• _WHAT TO DO_
Filter out everything except lines holding "Intensity".
--*--
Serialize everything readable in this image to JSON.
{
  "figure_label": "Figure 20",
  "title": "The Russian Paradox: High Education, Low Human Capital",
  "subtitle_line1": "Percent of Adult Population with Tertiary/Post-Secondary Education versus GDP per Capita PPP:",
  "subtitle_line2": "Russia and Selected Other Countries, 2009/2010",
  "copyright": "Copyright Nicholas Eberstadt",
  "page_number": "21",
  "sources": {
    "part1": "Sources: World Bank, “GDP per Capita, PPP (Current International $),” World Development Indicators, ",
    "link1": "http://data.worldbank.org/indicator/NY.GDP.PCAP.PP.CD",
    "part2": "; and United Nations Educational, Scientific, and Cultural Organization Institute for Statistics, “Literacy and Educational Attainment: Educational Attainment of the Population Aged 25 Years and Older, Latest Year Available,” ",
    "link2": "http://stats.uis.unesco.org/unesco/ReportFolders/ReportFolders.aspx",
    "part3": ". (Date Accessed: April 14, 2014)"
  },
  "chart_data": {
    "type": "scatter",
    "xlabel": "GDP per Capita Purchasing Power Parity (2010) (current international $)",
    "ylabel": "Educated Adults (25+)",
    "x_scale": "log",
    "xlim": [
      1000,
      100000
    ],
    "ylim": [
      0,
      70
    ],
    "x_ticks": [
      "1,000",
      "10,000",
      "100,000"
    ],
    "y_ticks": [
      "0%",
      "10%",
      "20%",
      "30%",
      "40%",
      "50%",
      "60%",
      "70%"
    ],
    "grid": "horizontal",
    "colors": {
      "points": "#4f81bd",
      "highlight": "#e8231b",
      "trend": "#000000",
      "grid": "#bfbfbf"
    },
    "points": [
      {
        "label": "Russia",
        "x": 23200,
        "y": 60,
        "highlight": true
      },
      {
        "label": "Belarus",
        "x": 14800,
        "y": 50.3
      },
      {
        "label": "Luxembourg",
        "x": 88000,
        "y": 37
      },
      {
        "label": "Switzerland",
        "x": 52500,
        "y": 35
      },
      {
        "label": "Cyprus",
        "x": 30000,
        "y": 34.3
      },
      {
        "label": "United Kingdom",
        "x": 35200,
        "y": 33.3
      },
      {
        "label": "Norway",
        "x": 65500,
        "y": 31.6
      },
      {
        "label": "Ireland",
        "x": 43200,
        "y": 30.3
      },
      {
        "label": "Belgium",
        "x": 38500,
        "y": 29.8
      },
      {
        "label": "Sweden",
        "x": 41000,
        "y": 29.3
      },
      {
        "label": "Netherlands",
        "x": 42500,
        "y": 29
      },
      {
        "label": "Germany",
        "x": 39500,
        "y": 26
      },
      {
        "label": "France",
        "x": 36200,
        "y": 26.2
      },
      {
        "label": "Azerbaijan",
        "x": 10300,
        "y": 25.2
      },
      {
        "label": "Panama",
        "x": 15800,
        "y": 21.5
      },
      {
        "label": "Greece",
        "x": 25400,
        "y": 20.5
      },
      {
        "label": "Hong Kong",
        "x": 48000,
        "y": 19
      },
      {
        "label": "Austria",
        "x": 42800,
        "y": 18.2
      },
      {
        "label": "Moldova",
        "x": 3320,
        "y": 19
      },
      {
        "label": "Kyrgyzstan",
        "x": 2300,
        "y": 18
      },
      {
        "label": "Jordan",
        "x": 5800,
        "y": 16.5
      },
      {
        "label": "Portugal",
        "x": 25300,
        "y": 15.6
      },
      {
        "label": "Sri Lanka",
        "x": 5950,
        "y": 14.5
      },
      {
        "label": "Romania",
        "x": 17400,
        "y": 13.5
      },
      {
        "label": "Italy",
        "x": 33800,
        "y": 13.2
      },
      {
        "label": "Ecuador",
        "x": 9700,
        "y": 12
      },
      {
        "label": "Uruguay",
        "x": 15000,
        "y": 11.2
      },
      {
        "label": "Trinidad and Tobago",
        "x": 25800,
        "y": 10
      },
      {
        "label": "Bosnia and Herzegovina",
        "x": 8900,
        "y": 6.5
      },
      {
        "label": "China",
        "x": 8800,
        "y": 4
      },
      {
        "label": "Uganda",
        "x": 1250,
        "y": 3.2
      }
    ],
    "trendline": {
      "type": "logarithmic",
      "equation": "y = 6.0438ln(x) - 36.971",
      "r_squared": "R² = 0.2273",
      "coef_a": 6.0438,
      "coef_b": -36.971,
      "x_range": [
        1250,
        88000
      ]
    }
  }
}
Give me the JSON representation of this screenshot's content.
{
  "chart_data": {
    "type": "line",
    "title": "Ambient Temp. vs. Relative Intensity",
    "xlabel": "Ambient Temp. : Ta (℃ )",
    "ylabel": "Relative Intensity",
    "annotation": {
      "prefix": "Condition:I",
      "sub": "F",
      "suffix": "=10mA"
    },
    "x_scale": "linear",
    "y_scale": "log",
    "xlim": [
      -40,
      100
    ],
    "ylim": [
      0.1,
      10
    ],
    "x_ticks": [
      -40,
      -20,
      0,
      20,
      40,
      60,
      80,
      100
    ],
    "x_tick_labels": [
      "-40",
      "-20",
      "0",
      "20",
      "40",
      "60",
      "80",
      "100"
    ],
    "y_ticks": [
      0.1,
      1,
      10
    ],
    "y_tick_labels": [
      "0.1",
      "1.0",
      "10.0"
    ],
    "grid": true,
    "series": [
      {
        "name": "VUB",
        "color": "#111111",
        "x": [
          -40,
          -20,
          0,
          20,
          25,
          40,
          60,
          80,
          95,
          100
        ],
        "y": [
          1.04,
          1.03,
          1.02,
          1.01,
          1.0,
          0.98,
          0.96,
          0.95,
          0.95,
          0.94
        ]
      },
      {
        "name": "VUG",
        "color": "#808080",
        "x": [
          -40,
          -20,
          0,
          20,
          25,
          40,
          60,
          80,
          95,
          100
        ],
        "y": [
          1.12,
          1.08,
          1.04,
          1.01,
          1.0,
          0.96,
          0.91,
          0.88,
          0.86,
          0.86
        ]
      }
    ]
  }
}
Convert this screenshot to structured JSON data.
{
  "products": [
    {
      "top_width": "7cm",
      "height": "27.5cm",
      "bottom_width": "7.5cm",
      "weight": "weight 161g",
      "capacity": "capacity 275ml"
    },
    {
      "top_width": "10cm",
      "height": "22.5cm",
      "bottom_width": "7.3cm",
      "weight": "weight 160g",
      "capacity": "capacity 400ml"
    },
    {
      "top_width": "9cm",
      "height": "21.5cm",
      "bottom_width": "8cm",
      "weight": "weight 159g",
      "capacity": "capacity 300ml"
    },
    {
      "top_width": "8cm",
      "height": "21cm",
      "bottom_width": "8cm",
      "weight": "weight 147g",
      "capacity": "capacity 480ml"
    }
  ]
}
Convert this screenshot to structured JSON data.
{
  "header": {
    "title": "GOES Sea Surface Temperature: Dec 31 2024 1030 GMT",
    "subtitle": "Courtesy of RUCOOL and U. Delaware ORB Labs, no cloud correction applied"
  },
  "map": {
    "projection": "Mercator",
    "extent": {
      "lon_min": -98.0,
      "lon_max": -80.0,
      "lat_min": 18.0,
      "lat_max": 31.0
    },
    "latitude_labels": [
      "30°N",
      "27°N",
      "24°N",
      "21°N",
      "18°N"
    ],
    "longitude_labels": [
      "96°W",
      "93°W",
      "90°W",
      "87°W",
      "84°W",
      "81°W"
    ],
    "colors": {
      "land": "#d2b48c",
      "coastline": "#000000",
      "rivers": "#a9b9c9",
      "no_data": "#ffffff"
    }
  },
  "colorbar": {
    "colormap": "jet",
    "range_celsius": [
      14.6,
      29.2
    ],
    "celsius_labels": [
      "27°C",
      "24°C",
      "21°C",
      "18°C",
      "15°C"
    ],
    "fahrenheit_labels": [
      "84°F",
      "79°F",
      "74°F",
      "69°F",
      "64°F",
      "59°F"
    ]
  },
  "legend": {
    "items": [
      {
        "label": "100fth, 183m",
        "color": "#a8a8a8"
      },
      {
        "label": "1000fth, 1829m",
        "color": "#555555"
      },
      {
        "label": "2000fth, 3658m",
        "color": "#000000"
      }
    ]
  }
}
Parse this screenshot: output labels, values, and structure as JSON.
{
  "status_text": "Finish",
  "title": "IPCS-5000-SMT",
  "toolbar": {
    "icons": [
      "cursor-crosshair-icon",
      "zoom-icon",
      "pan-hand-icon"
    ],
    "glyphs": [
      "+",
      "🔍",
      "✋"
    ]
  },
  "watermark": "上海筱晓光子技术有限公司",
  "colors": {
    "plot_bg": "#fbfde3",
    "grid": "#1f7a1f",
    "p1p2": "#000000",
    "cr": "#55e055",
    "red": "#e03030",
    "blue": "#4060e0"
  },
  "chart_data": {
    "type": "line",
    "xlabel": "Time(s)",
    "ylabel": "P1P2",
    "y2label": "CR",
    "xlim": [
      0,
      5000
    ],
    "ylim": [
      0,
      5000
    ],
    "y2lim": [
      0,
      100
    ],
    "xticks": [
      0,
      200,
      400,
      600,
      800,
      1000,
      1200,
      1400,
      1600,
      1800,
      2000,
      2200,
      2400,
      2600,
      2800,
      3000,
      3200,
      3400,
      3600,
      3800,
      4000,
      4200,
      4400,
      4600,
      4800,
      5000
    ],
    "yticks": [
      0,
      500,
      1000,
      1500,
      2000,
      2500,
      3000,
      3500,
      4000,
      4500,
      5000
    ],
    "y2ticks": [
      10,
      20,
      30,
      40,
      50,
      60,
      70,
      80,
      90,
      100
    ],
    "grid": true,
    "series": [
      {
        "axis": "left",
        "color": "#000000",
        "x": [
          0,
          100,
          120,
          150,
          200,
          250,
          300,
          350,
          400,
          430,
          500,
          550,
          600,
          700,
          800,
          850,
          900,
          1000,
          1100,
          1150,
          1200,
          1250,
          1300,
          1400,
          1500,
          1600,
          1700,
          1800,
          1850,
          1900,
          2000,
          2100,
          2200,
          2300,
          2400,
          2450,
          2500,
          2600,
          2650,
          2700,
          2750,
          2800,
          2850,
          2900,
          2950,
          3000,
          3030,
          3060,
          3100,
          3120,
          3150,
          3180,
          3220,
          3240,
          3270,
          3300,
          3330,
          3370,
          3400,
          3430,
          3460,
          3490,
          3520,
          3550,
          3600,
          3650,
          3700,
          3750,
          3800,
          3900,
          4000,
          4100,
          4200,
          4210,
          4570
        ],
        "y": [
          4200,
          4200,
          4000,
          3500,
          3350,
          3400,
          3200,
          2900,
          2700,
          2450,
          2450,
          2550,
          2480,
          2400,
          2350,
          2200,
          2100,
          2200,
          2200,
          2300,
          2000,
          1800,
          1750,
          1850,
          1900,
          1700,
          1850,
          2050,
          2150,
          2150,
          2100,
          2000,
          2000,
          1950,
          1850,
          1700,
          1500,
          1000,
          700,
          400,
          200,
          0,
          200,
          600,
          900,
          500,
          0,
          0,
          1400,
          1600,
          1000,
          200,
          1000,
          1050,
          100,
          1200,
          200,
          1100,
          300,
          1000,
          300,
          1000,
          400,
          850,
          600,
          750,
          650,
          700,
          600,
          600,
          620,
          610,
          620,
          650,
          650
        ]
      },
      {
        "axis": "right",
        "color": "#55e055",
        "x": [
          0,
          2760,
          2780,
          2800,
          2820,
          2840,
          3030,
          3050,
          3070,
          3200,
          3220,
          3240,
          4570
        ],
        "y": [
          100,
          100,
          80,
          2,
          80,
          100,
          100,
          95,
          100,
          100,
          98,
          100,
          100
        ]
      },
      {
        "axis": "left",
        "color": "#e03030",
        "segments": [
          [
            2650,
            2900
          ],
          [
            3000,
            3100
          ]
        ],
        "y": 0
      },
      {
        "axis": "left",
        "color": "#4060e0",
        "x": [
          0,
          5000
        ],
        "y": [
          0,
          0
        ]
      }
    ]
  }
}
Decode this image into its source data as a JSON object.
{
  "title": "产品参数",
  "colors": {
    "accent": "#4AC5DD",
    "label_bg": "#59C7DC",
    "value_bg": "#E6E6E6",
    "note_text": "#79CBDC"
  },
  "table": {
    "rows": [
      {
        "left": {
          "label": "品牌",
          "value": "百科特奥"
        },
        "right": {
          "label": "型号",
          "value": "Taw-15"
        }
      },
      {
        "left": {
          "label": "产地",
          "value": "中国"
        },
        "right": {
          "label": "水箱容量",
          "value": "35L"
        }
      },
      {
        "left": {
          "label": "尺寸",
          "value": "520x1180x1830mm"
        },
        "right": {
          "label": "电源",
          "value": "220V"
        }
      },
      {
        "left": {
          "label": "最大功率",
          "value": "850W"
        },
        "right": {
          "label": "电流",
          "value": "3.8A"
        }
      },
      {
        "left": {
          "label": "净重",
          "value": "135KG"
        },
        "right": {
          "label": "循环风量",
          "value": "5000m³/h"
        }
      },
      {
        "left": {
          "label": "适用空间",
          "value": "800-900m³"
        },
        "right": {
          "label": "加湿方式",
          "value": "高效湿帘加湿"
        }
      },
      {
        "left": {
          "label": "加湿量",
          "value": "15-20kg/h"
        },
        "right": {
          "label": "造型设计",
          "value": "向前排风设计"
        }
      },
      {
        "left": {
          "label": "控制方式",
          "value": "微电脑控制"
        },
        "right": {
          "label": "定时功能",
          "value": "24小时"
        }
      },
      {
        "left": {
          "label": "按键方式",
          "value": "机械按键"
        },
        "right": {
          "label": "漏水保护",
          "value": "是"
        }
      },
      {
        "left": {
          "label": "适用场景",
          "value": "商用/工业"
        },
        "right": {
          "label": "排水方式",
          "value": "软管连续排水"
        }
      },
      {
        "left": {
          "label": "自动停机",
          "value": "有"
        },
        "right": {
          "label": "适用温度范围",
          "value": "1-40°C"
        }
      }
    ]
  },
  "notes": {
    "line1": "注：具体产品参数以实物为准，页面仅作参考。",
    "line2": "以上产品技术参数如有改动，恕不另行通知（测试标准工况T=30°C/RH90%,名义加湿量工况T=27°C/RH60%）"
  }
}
--*--
• _WRITTEN RESPONSE_
    "title": "Ambient Temp. vs. Relative Intensity",
    "ylabel": "Relative Intensity",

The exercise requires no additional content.